Problem:
Give back, unchanged, each line from the one containing "OCR this image." through the last line of the entries below.

Source records:
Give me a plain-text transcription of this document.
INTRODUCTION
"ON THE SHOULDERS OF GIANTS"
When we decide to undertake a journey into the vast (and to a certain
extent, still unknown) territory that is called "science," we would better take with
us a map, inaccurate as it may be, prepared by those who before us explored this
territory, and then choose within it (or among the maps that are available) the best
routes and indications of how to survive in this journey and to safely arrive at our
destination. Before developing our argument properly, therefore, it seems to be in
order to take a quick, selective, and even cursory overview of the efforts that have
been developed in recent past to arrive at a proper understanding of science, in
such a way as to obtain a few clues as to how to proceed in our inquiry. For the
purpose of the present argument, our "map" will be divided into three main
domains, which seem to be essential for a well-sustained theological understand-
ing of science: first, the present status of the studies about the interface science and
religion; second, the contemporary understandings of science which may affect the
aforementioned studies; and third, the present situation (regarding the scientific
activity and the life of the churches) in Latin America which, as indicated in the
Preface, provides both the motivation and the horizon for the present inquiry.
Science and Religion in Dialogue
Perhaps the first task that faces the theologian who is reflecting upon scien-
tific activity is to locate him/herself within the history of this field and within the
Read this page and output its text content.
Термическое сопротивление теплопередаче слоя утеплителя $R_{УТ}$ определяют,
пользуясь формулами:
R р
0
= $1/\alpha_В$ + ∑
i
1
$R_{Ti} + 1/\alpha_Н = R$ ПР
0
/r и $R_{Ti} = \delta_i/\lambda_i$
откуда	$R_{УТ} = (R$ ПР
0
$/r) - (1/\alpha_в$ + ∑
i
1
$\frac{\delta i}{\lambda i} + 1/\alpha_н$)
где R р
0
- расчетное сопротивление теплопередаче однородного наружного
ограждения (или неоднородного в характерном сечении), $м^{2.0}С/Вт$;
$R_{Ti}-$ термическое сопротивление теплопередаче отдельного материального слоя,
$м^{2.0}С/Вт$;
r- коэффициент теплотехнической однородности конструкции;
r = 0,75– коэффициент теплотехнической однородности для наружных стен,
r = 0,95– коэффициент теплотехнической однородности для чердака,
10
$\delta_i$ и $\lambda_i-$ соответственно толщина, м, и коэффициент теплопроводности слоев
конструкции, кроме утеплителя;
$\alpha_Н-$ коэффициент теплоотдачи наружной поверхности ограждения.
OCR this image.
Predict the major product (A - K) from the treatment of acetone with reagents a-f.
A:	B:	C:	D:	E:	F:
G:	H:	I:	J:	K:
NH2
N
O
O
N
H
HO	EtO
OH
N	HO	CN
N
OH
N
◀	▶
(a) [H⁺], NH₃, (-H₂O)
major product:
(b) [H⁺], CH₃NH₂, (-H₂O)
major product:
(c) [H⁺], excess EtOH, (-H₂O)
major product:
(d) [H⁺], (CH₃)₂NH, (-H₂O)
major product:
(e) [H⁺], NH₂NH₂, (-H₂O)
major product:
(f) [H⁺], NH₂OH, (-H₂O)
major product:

Completed task:
OCR this image.
Predict the major product (A - K) from the treatment of acetone with reagents a-f.
A:	B:	C:	D:	E:	F:
G:	H:	I:	J:	K:
NH2
N
O
O
N
H
HO	EtO
OH
N	HO	CN
N
OH
N
◀	▶
(a) [H⁺], NH₃, (-H₂O)
major product:
(b) [H⁺], CH₃NH₂, (-H₂O)
major product:
(c) [H⁺], excess EtOH, (-H₂O)
major product:
(d) [H⁺], (CH₃)₂NH, (-H₂O)
major product:
(e) [H⁺], NH₂NH₂, (-H₂O)
major product:
(f) [H⁺], NH₂OH, (-H₂O)
major product:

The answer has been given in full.